DIRECTIONS FOR THIS TASK:
Write out the whole of the material exactly.

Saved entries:
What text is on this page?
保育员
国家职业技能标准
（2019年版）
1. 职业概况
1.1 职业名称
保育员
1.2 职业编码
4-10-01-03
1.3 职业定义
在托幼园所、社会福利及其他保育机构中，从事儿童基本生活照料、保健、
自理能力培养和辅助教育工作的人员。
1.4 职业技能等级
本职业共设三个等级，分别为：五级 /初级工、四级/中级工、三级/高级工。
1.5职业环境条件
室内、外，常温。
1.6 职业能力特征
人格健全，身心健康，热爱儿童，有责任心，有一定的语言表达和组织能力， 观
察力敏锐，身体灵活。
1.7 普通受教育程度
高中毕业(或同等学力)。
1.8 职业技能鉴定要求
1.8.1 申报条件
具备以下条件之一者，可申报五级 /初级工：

THE OUTPUT:
What text is on this page?
保育员
国家职业技能标准
（2019年版）
1. 职业概况
1.1 职业名称
保育员
1.2 职业编码
4-10-01-03
1.3 职业定义
在托幼园所、社会福利及其他保育机构中，从事儿童基本生活照料、保健、
自理能力培养和辅助教育工作的人员。
1.4 职业技能等级
本职业共设三个等级，分别为：五级 /初级工、四级/中级工、三级/高级工。
1.5职业环境条件
室内、外，常温。
1.6 职业能力特征
人格健全，身心健康，热爱儿童，有责任心，有一定的语言表达和组织能力， 观
察力敏锐，身体灵活。
1.7 普通受教育程度
高中毕业(或同等学力)。
1.8 职业技能鉴定要求
1.8.1 申报条件
具备以下条件之一者，可申报五级 /初级工：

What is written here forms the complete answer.